Bien entendu, l'économie française a été le principal bénéficiaire de ces projets. Les banques françaises ont quant à elles largement profité du taux d'intérêt imposé sur ces prêts, tandis que les contrats pour la construction des projets ont été attribués exclusivement à de grandes entreprises françaises. En raison de l'absence de concurrents, écrit Laroui, la France n'a même pas pris la peine d'essayer de réduire les coûts élevés des projets tant que les entreprises françaises en bénéficient.

Monopoliser le Maroc pour le prestige impérial de la France

La France a ainsi tenu à monopoliser l'économie du Maroc pendant 44 ans, en dépit de l'Acte général de la Conférence d'Algésiras. Les termes de ladite conférence reposaient sur la garantie des droits économiques des pays signataires au Maroc, la France prétendant préserver ainsi les intérêts britanniques au Maroc en vertu de l'accord franco-britannique de 1904. Parmi les mesures clés prises par la France pour entraver les activités des entreprises britanniques et américaines, on peut citer la décision du résident général Hubert Lyautey de créer l'Office Chérifien des Phosphates en 1919.

Cependant, la décision de Lyautey ne visait en aucun cas à protéger les intérêts du Maroc. L'objectif était plutôt d'empêcher les sociétés britanniques et américaines de participer au partage des gains de l'exploitation des ressources en phosphate découvertes dans les environs de Marrakech en 1907. Toutes les sociétés opérant dans l'industrie minière, les travaux publics, les chemins de fer, etc. seront donc placées sous le contrôle exclusif de la France. Dans les rares secteurs qui autorisaient les sociétés mixtes, les acteurs marocains étaient des participants mineurs et n'avaient aucun droit de vote.

Au-delà de leur statut prépondérant dans l'économie marocaine, les colons ont pris le contrôle total de tous les leviers de pouvoir ayant un impact direct sur le bien-être et la liberté des Marocains. Dans l’administration, par exemple, le nombre de colons français dépassait 24.000 - dont la plupart étaient originaires de l'île de Corse, selon l'historien français Charles-Robert Ageron.

En raison de leur influence croissante et de leur mainmise sur le destin économique du Maroc, les colons en vinrent à se considérer comme des propriétaires terriens et des seigneurs. Quant aux Marocains, ils étaient simplement des citoyens de troisième classe, tenus à l'écart de la société et victimes de discriminations dans tous les secteurs de l'économie. Dans les secteurs de l'enseignement et de la santé, les Marocains sont aussi extrêmement discriminés, leurs allocations familiales ne représentant qu'une fraction de celles de leurs homologues français. Par exemple, l'allocation familiale d'un chauffeur marocain avec un enfant était 16 fois inférieure à celle de son collègue français.

La discrimination à l'égard des Marocains s'étendait même au secteur de l'assainissement. L'administration coloniale française a construit 36,5 kilomètres d'égouts dans les nouveaux quartiers qui ont été construits dans les grandes villes marocaines pour accueillir la communauté de colons français. En revanche, pendant la même période, 4,3 kilomètres d'égouts seulement ont été construits pour répondre aux exigences sanitaires des médinas qui abritaient les populations marocaines.

## Tâches
a - Pouvez-vous traduire en anglais cette phrase du texte sur la colonisation française au Maroc : « La discrimination à l'égard des Marocains s'étendait même au secteur de l'assainissement. » ?
b - Pourriez-vous poursuivre le texte sur la colonisation française au Maroc en reprenant juste après sa dernière phrase ?

## Jeu de données
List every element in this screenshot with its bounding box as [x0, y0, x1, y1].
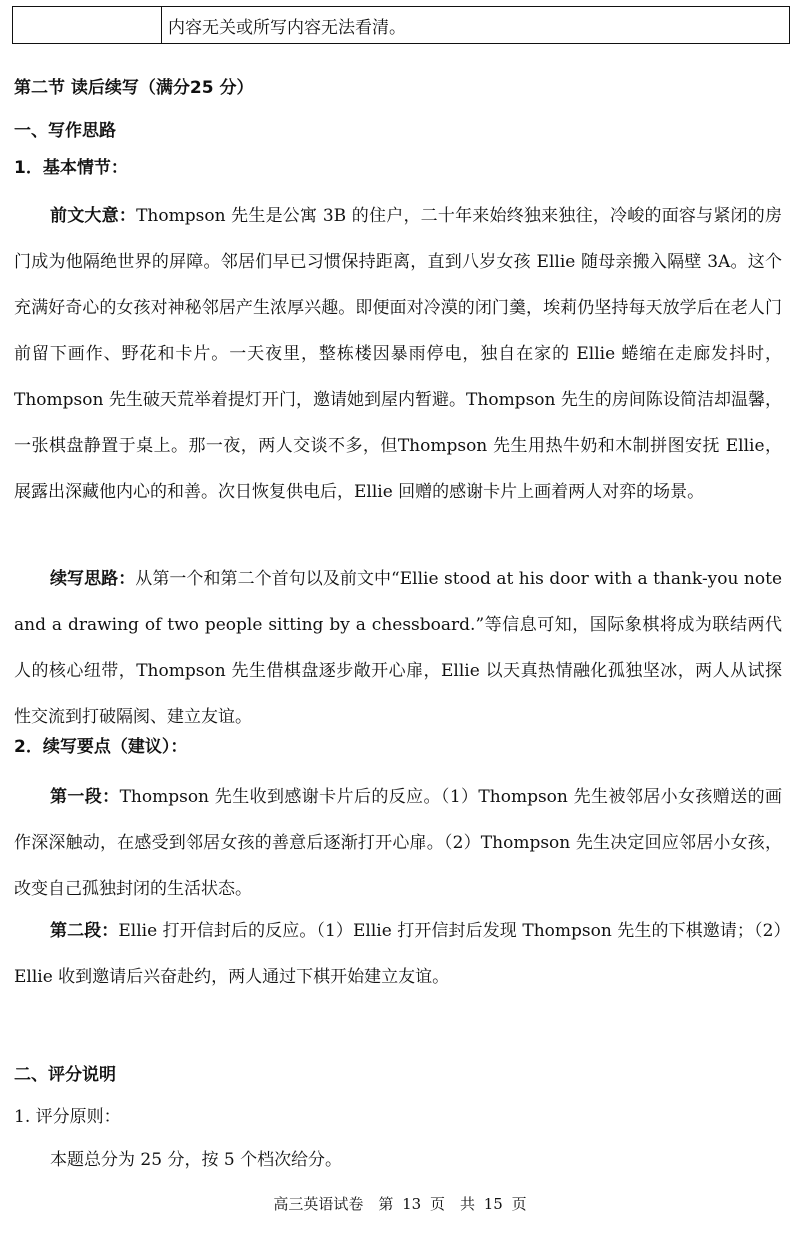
table-row: [13, 7, 790, 44]
writing-idea-label: 续写思路：: [50, 569, 136, 589]
key-points-heading: 2．续写要点（建议）：: [14, 737, 188, 757]
writing-idea-paragraph: [14, 556, 782, 740]
table-cell-empty: [13, 7, 162, 44]
section-title: 第二节 读后续写（满分25 分）: [14, 78, 254, 98]
summary-paragraph: [14, 193, 782, 515]
part2-heading: 二、评分说明: [14, 1065, 116, 1085]
part1-heading: 一、写作思路: [14, 121, 116, 141]
paragraph1-point: [14, 774, 782, 912]
basic-plot-heading: 1．基本情节：: [14, 158, 128, 178]
paragraph2-label: 第二段：: [50, 921, 119, 941]
scoring-principle-text: 本题总分为 25 分，按 5 个档次给分。: [50, 1150, 343, 1170]
writing-idea-text: 从第一个和第二个首句以及前文中“Ellie stood at his door with a thank-you note and a drawing of two people sitting by a chessboard.”等信息可知，国际象棋将成为联结两代人的核心纽带，Thompson 先生借棋盘逐步敞开心扉，Ellie 以天真热情融化孤独坚冰，两人从试探性交流到打破隔阂、建立友谊。: [14, 569, 783, 727]
summary-label: 前文大意：: [50, 206, 137, 226]
scoring-table-fragment: [12, 6, 790, 44]
summary-text: Thompson 先生是公寓 3B 的住户，二十年来始终独来独往，冷峻的面容与紧闭的房门成为他隔绝世界的屏障。邻居们早已习惯保持距离，直到八岁女孩 Ellie 随母亲搬入隔壁 3A。这个充满好奇心的女孩对神秘邻居产生浓厚兴趣。即便面对冷漠的闭门羹，埃莉仍坚持每天放学后在老人门前留下画作、野花和卡片。一天夜里，整栋楼因暴雨停电，独自在家的 Ellie 蜷缩在走廊发抖时，Thompson 先生破天荒举着提灯开门，邀请她到屋内暂避。Thompson 先生的房间陈设简洁却温馨，一张棋盘静置于桌上。那一夜，两人交谈不多，但Thompson 先生用热牛奶和木制拼图安抚 Ellie，展露出深藏他内心的和善。次日恢复供电后，Ellie 回赠的感谢卡片上画着两人对弈的场景。: [14, 206, 783, 502]
page-footer: 高三英语试卷 第 13 页 共 15 页: [273, 1195, 527, 1213]
scoring-principle-heading: 1. 评分原则：: [14, 1107, 121, 1127]
paragraph1-text: Thompson 先生收到感谢卡片后的反应。（1）Thompson 先生被邻居小女孩赠送的画作深深触动，在感受到邻居女孩的善意后逐渐打开心扉。（2）Thompson 先生决定回应邻居小女孩，改变自己孤独封闭的生活状态。: [14, 787, 782, 899]
paragraph2-text: Ellie 打开信封后的反应。（1）Ellie 打开信封后发现 Thompson 先生的下棋邀请；（2）Ellie 收到邀请后兴奋赴约，两人通过下棋开始建立友谊。: [14, 921, 782, 987]
paragraph1-label: 第一段：: [50, 787, 120, 807]
paragraph2-point: [14, 908, 782, 1000]
table-cell-description: 内容无关或所写内容无法看清。: [162, 7, 790, 44]
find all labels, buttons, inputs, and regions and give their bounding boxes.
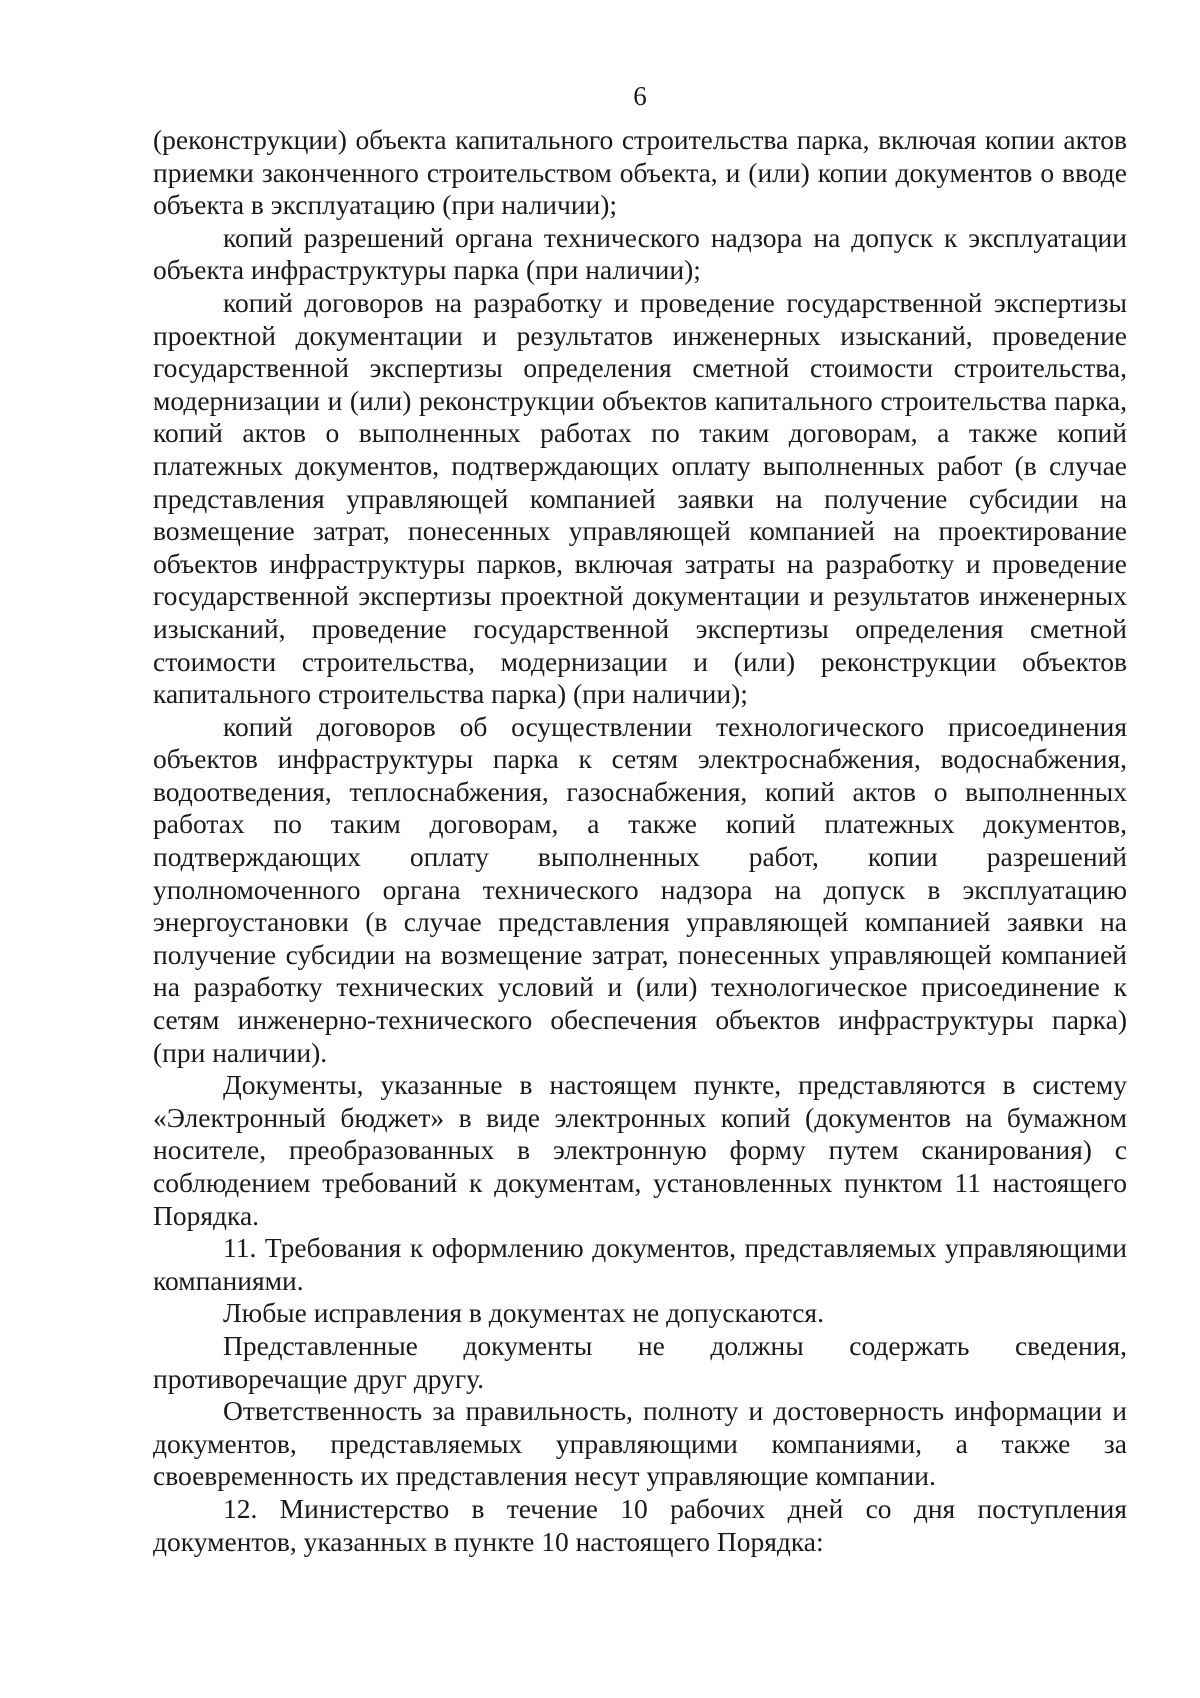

## Réponses aux tâches
a - Discrimination against Moroccans even extended to the sanitation sector.

b -
Pour couronner le tout, la majorité des Marocains qui vivaient à la campagne et travaillaient dans les fermes françaises, le secteur minier, les travaux publics et les autres secteurs de l'économie sous contrôle français, subissent les coûts élevés du régime d'imposition du pays. Par exemple, les petits propriétaires terriens marocains fournissent 90 % du tertib, qui constitue alors 40 % des recettes fiscales de l'État.

Alors qu'ils possèdent des terres cinquante fois plus petites que celles des propriétaires français, les paysans marocains étaient contraints de payer 24 % de plus par hectare que les colons français, qui possédaient les terres les plus arables du pays et bénéficiaient de la politique d'irrigation menée par l'administration coloniale. Les paysans marocains étaient interdits d'acheter des terres aux Européens, et un dahir promulgué en février 1941 leur interdisait également d'acheter des biens immobiliers.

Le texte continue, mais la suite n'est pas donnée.